- [REQUIRED TASK] Set down each line of the data below exactly as it stands, dropping the pictures.

Rows from a dataset
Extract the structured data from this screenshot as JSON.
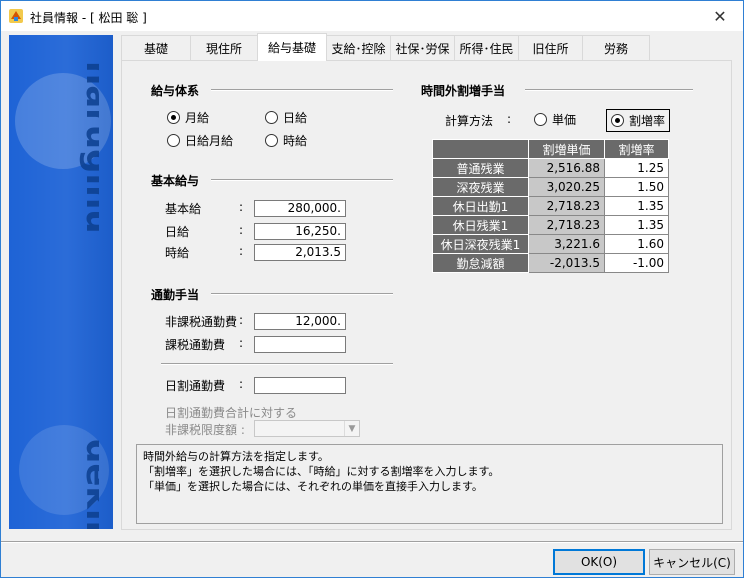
{
  "window": {
    "title": "社員情報 - [ 松田 聡 ]",
    "close_glyph": "✕"
  },
  "tabs": [
    "基礎",
    "現住所",
    "給与基礎",
    "支給･控除",
    "社保･労保",
    "所得･住民",
    "旧住所",
    "労務"
  ],
  "active_tab": 2,
  "salary_system": {
    "title": "給与体系",
    "options": [
      "月給",
      "日給",
      "日給月給",
      "時給"
    ],
    "selected": "月給"
  },
  "base_salary": {
    "title": "基本給与",
    "rows": [
      {
        "label": "基本給",
        "value": "280,000."
      },
      {
        "label": "日給",
        "value": "16,250."
      },
      {
        "label": "時給",
        "value": "2,013.5"
      }
    ]
  },
  "commute": {
    "title": "通勤手当",
    "nontax_label": "非課税通勤費",
    "nontax_value": "12,000.",
    "tax_label": "課税通勤費",
    "tax_value": "",
    "daily_label": "日割通勤費",
    "daily_value": "",
    "limit_label_1": "日割通勤費合計に対する",
    "limit_label_2": "非課税限度額 :"
  },
  "overtime": {
    "title": "時間外割増手当",
    "method_label": "計算方法",
    "method_options": [
      "単価",
      "割増率"
    ],
    "method_selected": "割増率",
    "headers": [
      "割増単価",
      "割増率"
    ],
    "rows": [
      {
        "name": "普通残業",
        "unit": "2,516.88",
        "rate": "1.25"
      },
      {
        "name": "深夜残業",
        "unit": "3,020.25",
        "rate": "1.50"
      },
      {
        "name": "休日出勤1",
        "unit": "2,718.23",
        "rate": "1.35"
      },
      {
        "name": "休日残業1",
        "unit": "2,718.23",
        "rate": "1.35"
      },
      {
        "name": "休日深夜残業1",
        "unit": "3,221.6",
        "rate": "1.60"
      },
      {
        "name": "勤怠減額",
        "unit": "-2,013.5",
        "rate": "-1.00"
      }
    ]
  },
  "help": {
    "line1": "時間外給与の計算方法を指定します。",
    "line2": "「割増率」を選択した場合には、「時給」に対する割増率を入力します。",
    "line3": "「単価」を選択した場合には、それぞれの単価を直接手入力します。"
  },
  "buttons": {
    "ok": "OK(O)",
    "cancel": "キャンセル(C)"
  },
  "sidebar": {
    "brand_top": "naruginu",
    "brand_bottom": "dekirn"
  }
}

- [SOLUTION TO THE EXERCISE]
Extract the structured data from this screenshot as JSON.
{
  "window": {
    "title": "社員情報 - [ 松田 聡 ]",
    "close_glyph": "✕"
  },
  "tabs": [
    "基礎",
    "現住所",
    "給与基礎",
    "支給･控除",
    "社保･労保",
    "所得･住民",
    "旧住所",
    "労務"
  ],
  "active_tab": 2,
  "salary_system": {
    "title": "給与体系",
    "options": [
      "月給",
      "日給",
      "日給月給",
      "時給"
    ],
    "selected": "月給"
  },
  "base_salary": {
    "title": "基本給与",
    "rows": [
      {
        "label": "基本給",
        "value": "280,000."
      },
      {
        "label": "日給",
        "value": "16,250."
      },
      {
        "label": "時給",
        "value": "2,013.5"
      }
    ]
  },
  "commute": {
    "title": "通勤手当",
    "nontax_label": "非課税通勤費",
    "nontax_value": "12,000.",
    "tax_label": "課税通勤費",
    "tax_value": "",
    "daily_label": "日割通勤費",
    "daily_value": "",
    "limit_label_1": "日割通勤費合計に対する",
    "limit_label_2": "非課税限度額 :"
  },
  "overtime": {
    "title": "時間外割増手当",
    "method_label": "計算方法",
    "method_options": [
      "単価",
      "割増率"
    ],
    "method_selected": "割増率",
    "headers": [
      "割増単価",
      "割増率"
    ],
    "rows": [
      {
        "name": "普通残業",
        "unit": "2,516.88",
        "rate": "1.25"
      },
      {
        "name": "深夜残業",
        "unit": "3,020.25",
        "rate": "1.50"
      },
      {
        "name": "休日出勤1",
        "unit": "2,718.23",
        "rate": "1.35"
      },
      {
        "name": "休日残業1",
        "unit": "2,718.23",
        "rate": "1.35"
      },
      {
        "name": "休日深夜残業1",
        "unit": "3,221.6",
        "rate": "1.60"
      },
      {
        "name": "勤怠減額",
        "unit": "-2,013.5",
        "rate": "-1.00"
      }
    ]
  },
  "help": {
    "line1": "時間外給与の計算方法を指定します。",
    "line2": "「割増率」を選択した場合には、「時給」に対する割増率を入力します。",
    "line3": "「単価」を選択した場合には、それぞれの単価を直接手入力します。"
  },
  "buttons": {
    "ok": "OK(O)",
    "cancel": "キャンセル(C)"
  },
  "sidebar": {
    "brand_top": "naruginu",
    "brand_bottom": "dekirn"
  }
}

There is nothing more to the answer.